| Exercise aim |
Output the lines of the records from the one containing "Transcribe the text in this document." through the last, both ends included. Leave pictures out.

| Material |

·····

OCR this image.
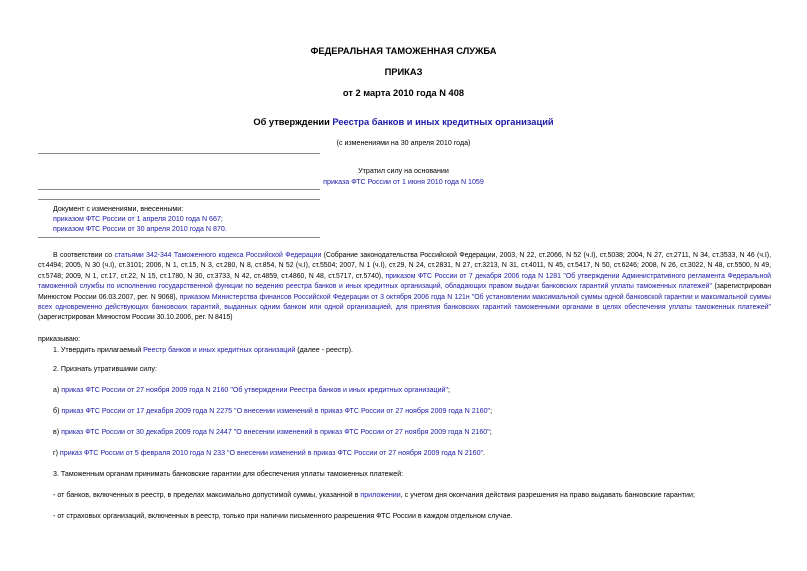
ФЕДЕРАЛЬНАЯ ТАМОЖЕННАЯ СЛУЖБА
ПРИКАЗ
от 2 марта 2010 года N 408
Об утверждении Реестра банков и иных кредитных организаций
(с изменениями на 30 апреля 2010 года)
Утратил силу на основании
приказа ФТС России от 1 июня 2010 года N 1059
Документ с изменениями, внесенными:
приказом ФТС России от 1 апреля 2010 года N 667;
приказом ФТС России от 30 апреля 2010 года N 870.
В соответствии со статьями 342-344 Таможенного кодекса Российской Федерации (Собрание законодательства Российской Федерации, 2003, N 22, ст.2066, N 52 (ч.I), ст.5038; 2004, N 27, ст.2711, N 34, ст.3533, N 46 (ч.I), ст.4494; 2005, N 30 (ч.I), ст.3101; 2006, N 1, ст.15, N 3, ст.280, N 8, ст.854, N 52 (ч.I), ст.5504; 2007, N 1 (ч.I), ст.29, N 24, ст.2831, N 27, ст.3213, N 31, ст.4011, N 45, ст.5417, N 50, ст.6246; 2008, N 26, ст.3022, N 48, ст.5500, N 49, ст.5748; 2009, N 1, ст.17, ст.22, N 15, ст.1780, N 30, ст.3733, N 42, ст.4859, ст.4860, N 48, ст.5717, ст.5740), приказом ФТС России от 7 декабря 2006 года N 1281 "Об утверждении Административного регламента Федеральной таможенной службы по исполнению государственной функции по ведению реестра банков и иных кредитных организаций, обладающих правом выдачи банковских гарантий уплаты таможенных платежей" (зарегистрирован Минюстом России 06.03.2007, рег. N 9068), приказом Министерства финансов Российской Федерации от 3 октября 2006 года N 121н "Об установлении максимальной суммы одной банковской гарантии и максимальной суммы всех одновременно действующих банковских гарантий, выданных одним банком или одной организацией, для принятия банковских гарантий таможенными органами в целях обеспечения уплаты таможенных платежей" (зарегистрирован Минюстом России 30.10.2006, рег. N 8415)
приказываю:
1. Утвердить прилагаемый Реестр банков и иных кредитных организаций (далее - реестр).
2. Признать утратившими силу:
а) приказ ФТС России от 27 ноября 2009 года N 2160 "Об утверждении Реестра банков и иных кредитных организаций";
б) приказ ФТС России от 17 декабря 2009 года N 2275 "О внесении изменений в приказ ФТС России от 27 ноября 2009 года N 2160";
в) приказ ФТС России от 30 декабря 2009 года N 2447 "О внесении изменений в приказ ФТС России от 27 ноября 2009 года N 2160";
г) приказ ФТС России от 5 февраля 2010 года N 233 "О внесении изменений в приказ ФТС России от 27 ноября 2009 года N 2160".
3. Таможенным органам принимать банковские гарантии для обеспечения уплаты таможенных платежей:
- от банков, включенных в реестр, в пределах максимально допустимой суммы, указанной в приложении, с учетом дня окончания действия разрешения на право выдавать банковские гарантии;
- от страховых организаций, включенных в реестр, только при наличии письменного разрешения ФТС России в каждом отдельном случае.
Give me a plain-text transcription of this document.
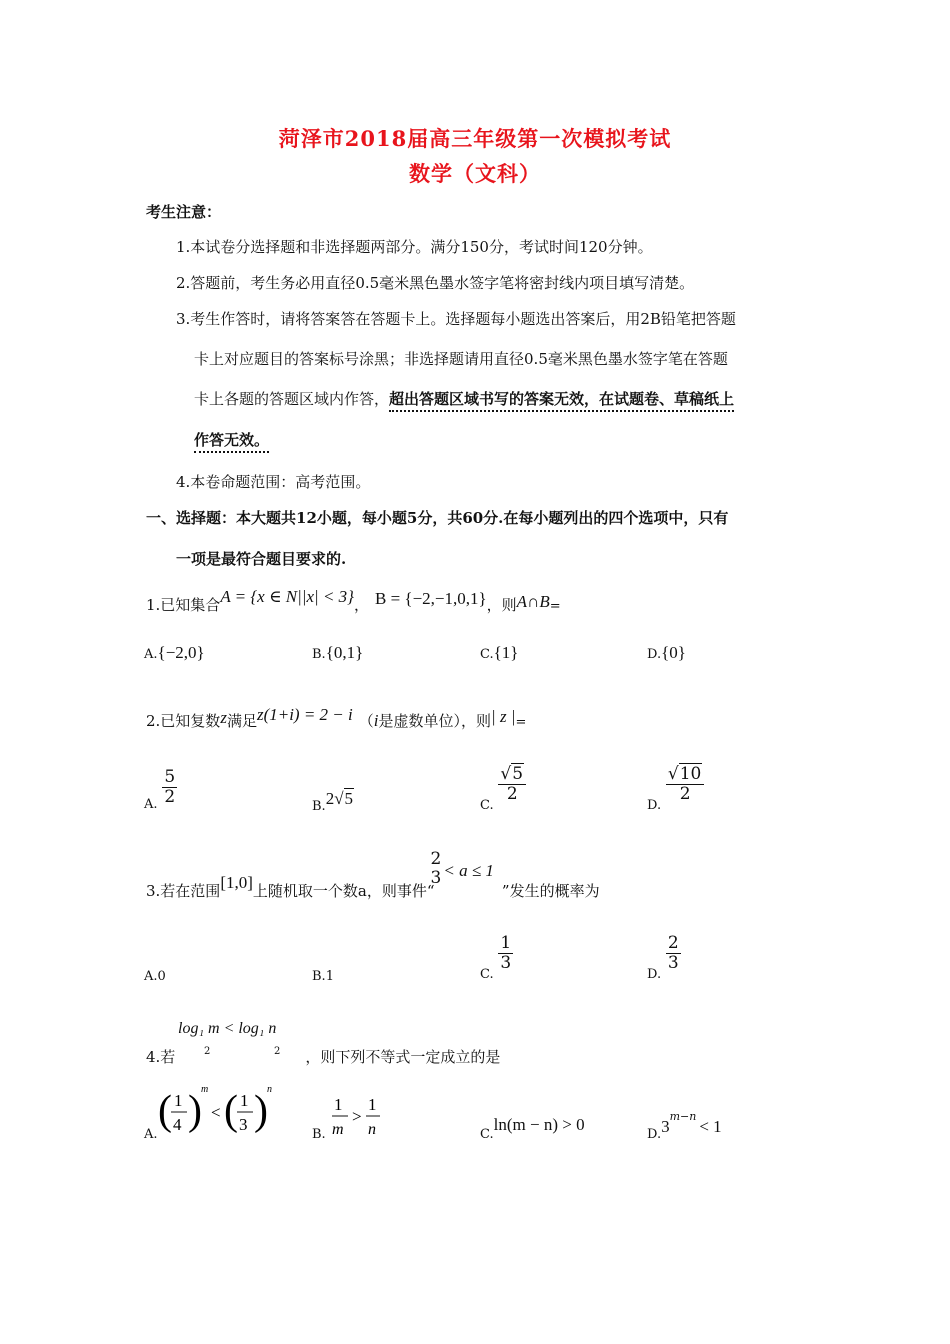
菏泽市2018届高三年级第一次模拟考试
数学（文科）
考生注意：
1.本试卷分选择题和非选择题两部分。满分150分，考试时间120分钟。
2.答题前，考生务必用直径0.5毫米黑色墨水签字笔将密封线内项目填写清楚。
3.考生作答时，请将答案答在答题卡上。选择题每小题选出答案后，用2B铅笔把答题
卡上对应题目的答案标号涂黑；非选择题请用直径0.5毫米黑色墨水签字笔在答题
卡上各题的答题区域内作答，超出答题区域书写的答案无效，在试题卷、草稿纸上
作答无效。
4.本卷命题范围：高考范围。
一、选择题：本大题共12小题，每小题5分，共60分.在每小题列出的四个选项中，只有
一项是最符合题目要求的.
1.已知集合A = {x ∈ N||x| < 3}， B = {−2,−1,0,1}，则A∩B=
A.{−2,0}	B.{0,1}	C.{1}	D.{0}
2.已知复数z满足z(1+i) = 2 − i （i是虚数单位），则| z |=
A. $\frac{5}{2}$
B.2√5	C.
$\frac{√5}{2}$
D.
$\frac{√10}{2}$
3.若在范围[1,0]上随机取一个数a，则事件“
2
3 < a ≤ 1”发生的概率为
A.0	B.1	C.
$\frac{1}{3}$
D.
$\frac{2}{3}$
log₁ m < log₁ n
2	2
4.若	，则下列不等式一定成立的是
A.
( 1
4 ) m
< ( 1
3 ) n
B.
1
m
>
1
n	C.ln(m − n) > 0
$D.3^{m-n}< 1$
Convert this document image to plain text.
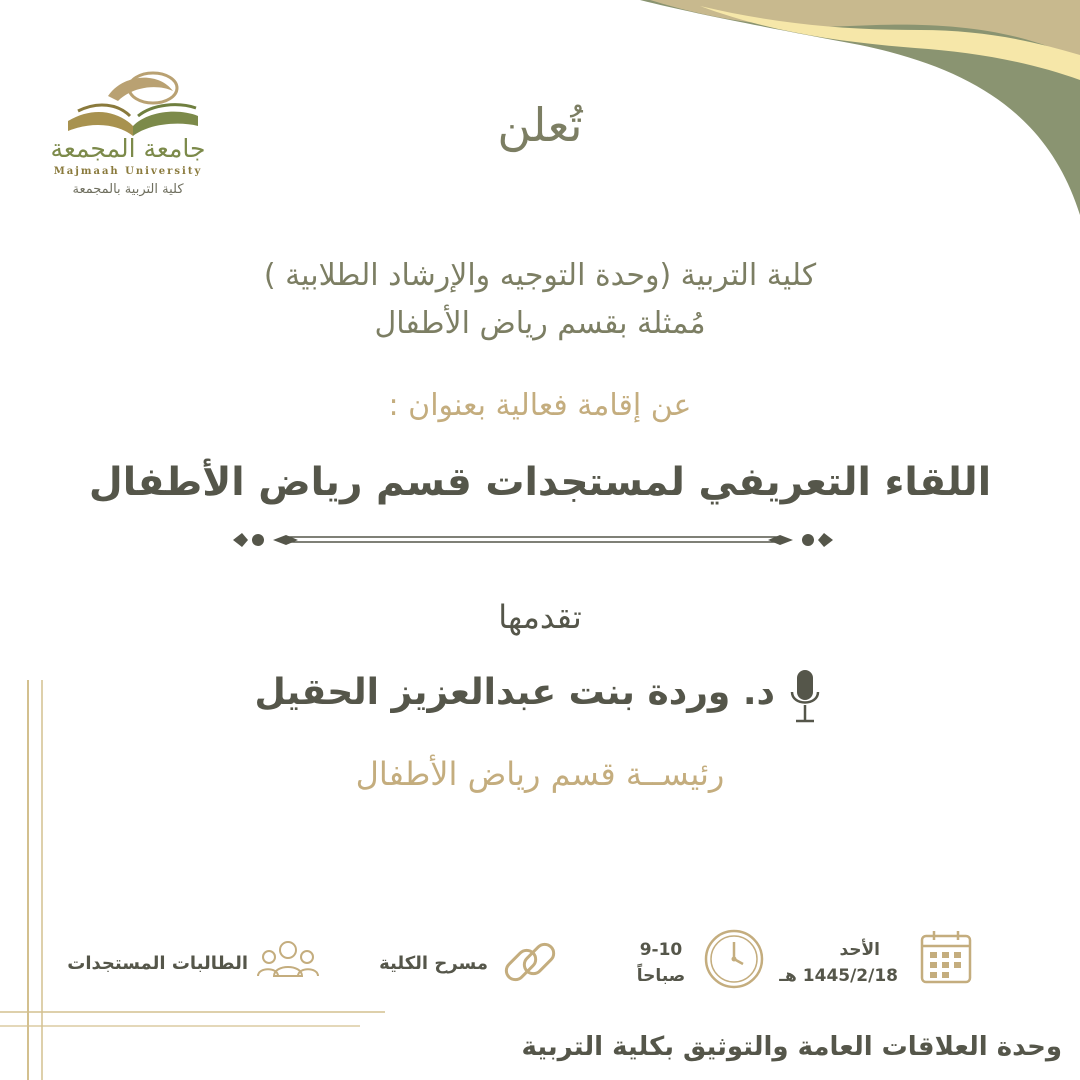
جامعة المجمعة
Majmaah University
كلية التربية بالمجمعة
تُعلن
كلية التربية (وحدة التوجيه والإرشاد الطلابية )
مُمثلة بقسم رياض الأطفال
عن إقامة فعالية بعنوان :
اللقاء التعريفي لمستجدات قسم رياض الأطفال
تقدمها
د. وردة بنت عبدالعزيز الحقيل
رئيســة قسم رياض الأطفال
الأحد
1445/2/18 هـ
9-10
صباحاً
مسرح الكلية
الطالبات المستجدات
وحدة العلاقات العامة والتوثيق بكلية التربية
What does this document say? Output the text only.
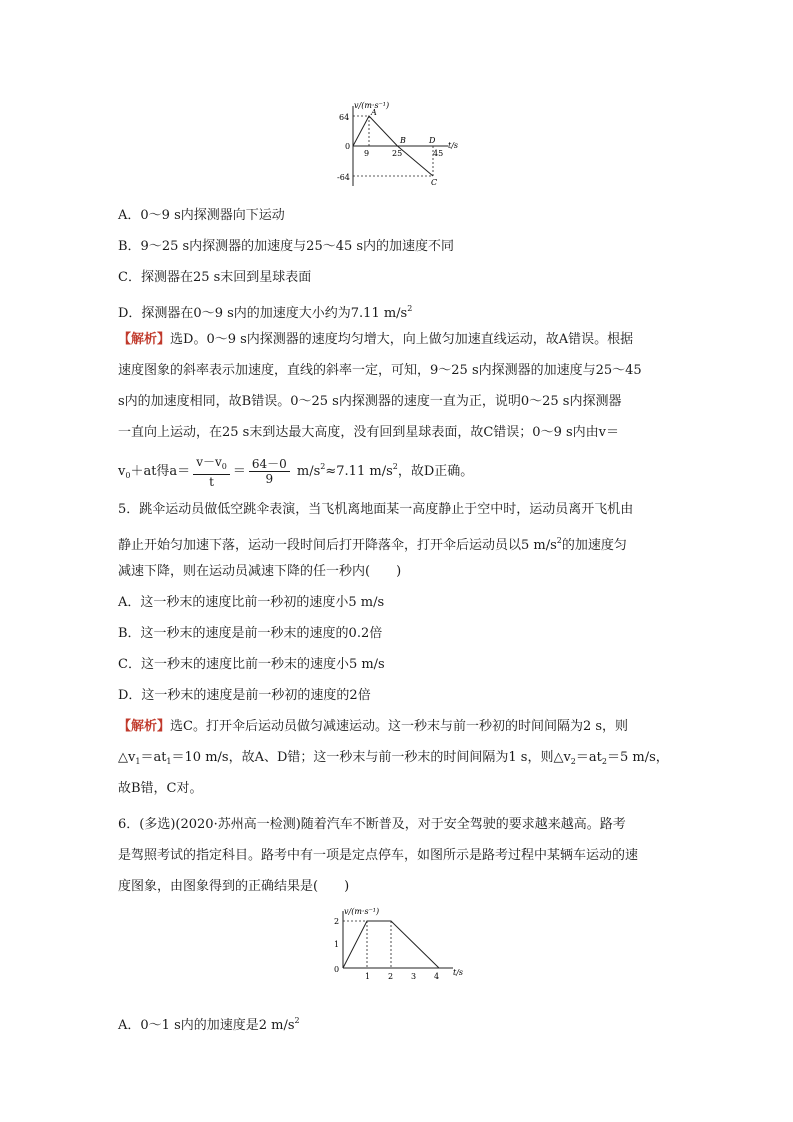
v/(m·s⁻¹)
t/s
64
0
-64
9	25	45
A
B
C
D
A．0～9 s内探测器向下运动
B．9～25 s内探测器的加速度与25～45 s内的加速度不同
C．探测器在25 s末回到星球表面
D．探测器在0～9 s内的加速度大小约为7.11 $m/s^2$
【解析】选D。0～9 s内探测器的速度均匀增大，向上做匀加速直线运动，故A错误。根据
速度图象的斜率表示加速度，直线的斜率一定，可知，9～25 s内探测器的加速度与25～45
s内的加速度相同，故B错误。0～25 s内探测器的速度一直为正，说明0～25 s内探测器
一直向上运动，在25 s末到达最大高度，没有回到星球表面，故C错误；0～9 s内由v＝
$v_0+at$得$a= \frac{v-v_0}{t} = \frac{64-0}{9} m/s^2\approx 7.11$ $m/s^2$，故D正确。
5．跳伞运动员做低空跳伞表演，当飞机离地面某一高度静止于空中时，运动员离开飞机由
静止开始匀加速下落，运动一段时间后打开降落伞，打开伞后运动员以5 $m/s^2$的加速度匀
减速下降，则在运动员减速下降的任一秒内(　　)
A．这一秒末的速度比前一秒初的速度小5 m/s
B．这一秒末的速度是前一秒末的速度的0.2倍
C．这一秒末的速度比前一秒末的速度小5 m/s
D．这一秒末的速度是前一秒初的速度的2倍
【解析】选C。打开伞后运动员做匀减速运动。这一秒末与前一秒初的时间间隔为2 s，则
$\triangle v_1=at_1=10$ m/s，故A、D错；这一秒末与前一秒末的时间间隔为1 s，则$\triangle v_2=at_2=5$ m/s，
故B错，C对。
6．(多选)(2020·苏州高一检测)随着汽车不断普及，对于安全驾驶的要求越来越高。路考
是驾照考试的指定科目。路考中有一项是定点停车，如图所示是路考过程中某辆车运动的速
度图象，由图象得到的正确结果是(　　)
v/(m·s⁻¹)
t/s
2
1
0
1 2 3 4
A．0～1 s内的加速度是2 $m/s^2$
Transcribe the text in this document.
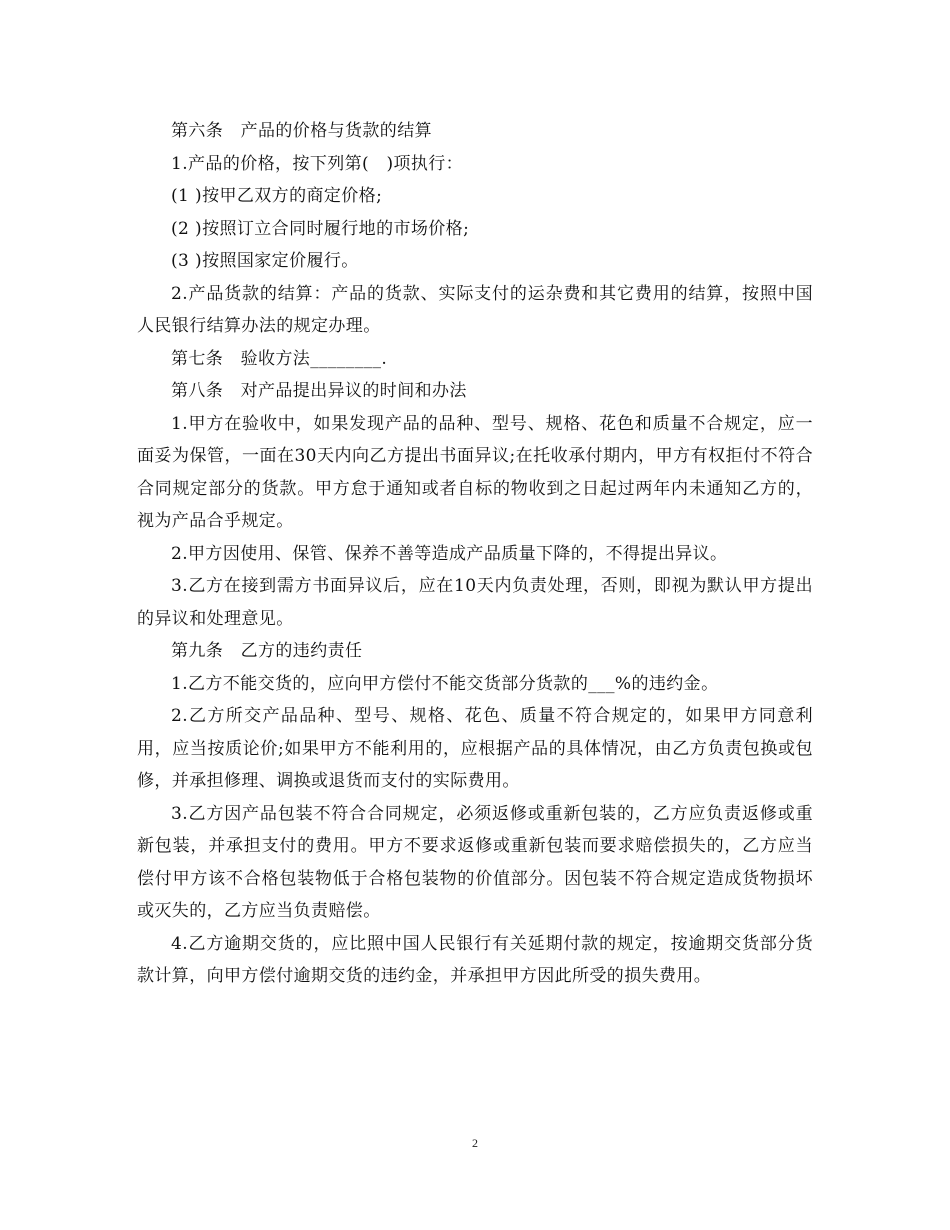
第六条　产品的价格与货款的结算

1.产品的价格，按下列第(　)项执行：

(1 )按甲乙双方的商定价格;

(2 )按照订立合同时履行地的市场价格;

(3 )按照国家定价履行。

2.产品货款的结算：产品的货款、实际支付的运杂费和其它费用的结算，按照中国人民银行结算办法的规定办理。

第七条　验收方法________.

第八条　对产品提出异议的时间和办法

1.甲方在验收中，如果发现产品的品种、型号、规格、花色和质量不合规定，应一面妥为保管，一面在30天内向乙方提出书面异议;在托收承付期内，甲方有权拒付不符合合同规定部分的货款。甲方怠于通知或者自标的物收到之日起过两年内未通知乙方的，视为产品合乎规定。

2.甲方因使用、保管、保养不善等造成产品质量下降的，不得提出异议。

3.乙方在接到需方书面异议后，应在10天内负责处理，否则，即视为默认甲方提出的异议和处理意见。

第九条　乙方的违约责任

1.乙方不能交货的，应向甲方偿付不能交货部分货款的___%的违约金。

2.乙方所交产品品种、型号、规格、花色、质量不符合规定的，如果甲方同意利用，应当按质论价;如果甲方不能利用的，应根据产品的具体情况，由乙方负责包换或包修，并承担修理、调换或退货而支付的实际费用。

3.乙方因产品包装不符合合同规定，必须返修或重新包装的，乙方应负责返修或重新包装，并承担支付的费用。甲方不要求返修或重新包装而要求赔偿损失的，乙方应当偿付甲方该不合格包装物低于合格包装物的价值部分。因包装不符合规定造成货物损坏或灭失的，乙方应当负责赔偿。

4.乙方逾期交货的，应比照中国人民银行有关延期付款的规定，按逾期交货部分货款计算，向甲方偿付逾期交货的违约金，并承担甲方因此所受的损失费用。

2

·····

| Exercise result |
Transcribe the text in this document.
第六条　产品的价格与货款的结算

1.产品的价格，按下列第(　)项执行：

(1 )按甲乙双方的商定价格;

(2 )按照订立合同时履行地的市场价格;

(3 )按照国家定价履行。

2.产品货款的结算：产品的货款、实际支付的运杂费和其它费用的结算，按照中国人民银行结算办法的规定办理。

第七条　验收方法________.

第八条　对产品提出异议的时间和办法

1.甲方在验收中，如果发现产品的品种、型号、规格、花色和质量不合规定，应一面妥为保管，一面在30天内向乙方提出书面异议;在托收承付期内，甲方有权拒付不符合合同规定部分的货款。甲方怠于通知或者自标的物收到之日起过两年内未通知乙方的，视为产品合乎规定。

2.甲方因使用、保管、保养不善等造成产品质量下降的，不得提出异议。

3.乙方在接到需方书面异议后，应在10天内负责处理，否则，即视为默认甲方提出的异议和处理意见。

第九条　乙方的违约责任

1.乙方不能交货的，应向甲方偿付不能交货部分货款的___%的违约金。

2.乙方所交产品品种、型号、规格、花色、质量不符合规定的，如果甲方同意利用，应当按质论价;如果甲方不能利用的，应根据产品的具体情况，由乙方负责包换或包修，并承担修理、调换或退货而支付的实际费用。

3.乙方因产品包装不符合合同规定，必须返修或重新包装的，乙方应负责返修或重新包装，并承担支付的费用。甲方不要求返修或重新包装而要求赔偿损失的，乙方应当偿付甲方该不合格包装物低于合格包装物的价值部分。因包装不符合规定造成货物损坏或灭失的，乙方应当负责赔偿。

4.乙方逾期交货的，应比照中国人民银行有关延期付款的规定，按逾期交货部分货款计算，向甲方偿付逾期交货的违约金，并承担甲方因此所受的损失费用。

2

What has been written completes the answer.